Quote the full listing word for word.

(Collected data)

------------------------------------------------------------

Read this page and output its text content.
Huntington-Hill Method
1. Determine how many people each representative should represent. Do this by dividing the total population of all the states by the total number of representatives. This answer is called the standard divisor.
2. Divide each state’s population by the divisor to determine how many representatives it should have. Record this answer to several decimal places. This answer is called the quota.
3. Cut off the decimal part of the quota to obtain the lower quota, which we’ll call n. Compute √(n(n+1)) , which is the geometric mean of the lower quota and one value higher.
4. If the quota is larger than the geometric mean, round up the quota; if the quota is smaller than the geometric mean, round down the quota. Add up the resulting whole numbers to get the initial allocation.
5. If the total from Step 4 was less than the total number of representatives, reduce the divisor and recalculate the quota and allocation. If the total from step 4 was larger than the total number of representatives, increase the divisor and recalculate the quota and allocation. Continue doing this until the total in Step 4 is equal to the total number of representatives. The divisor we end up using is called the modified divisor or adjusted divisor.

------------------------------------------------------------

» Answer to this exercise:
Read this page and output its text content.
Huntington-Hill Method
1. Determine how many people each representative should represent. Do this by dividing the total population of all the states by the total number of representatives. This answer is called the standard divisor.
2. Divide each state’s population by the divisor to determine how many representatives it should have. Record this answer to several decimal places. This answer is called the quota.
3. Cut off the decimal part of the quota to obtain the lower quota, which we’ll call n. Compute √(n(n+1)) , which is the geometric mean of the lower quota and one value higher.
4. If the quota is larger than the geometric mean, round up the quota; if the quota is smaller than the geometric mean, round down the quota. Add up the resulting whole numbers to get the initial allocation.
5. If the total from Step 4 was less than the total number of representatives, reduce the divisor and recalculate the quota and allocation. If the total from step 4 was larger than the total number of representatives, increase the divisor and recalculate the quota and allocation. Continue doing this until the total in Step 4 is equal to the total number of representatives. The divisor we end up using is called the modified divisor or adjusted divisor.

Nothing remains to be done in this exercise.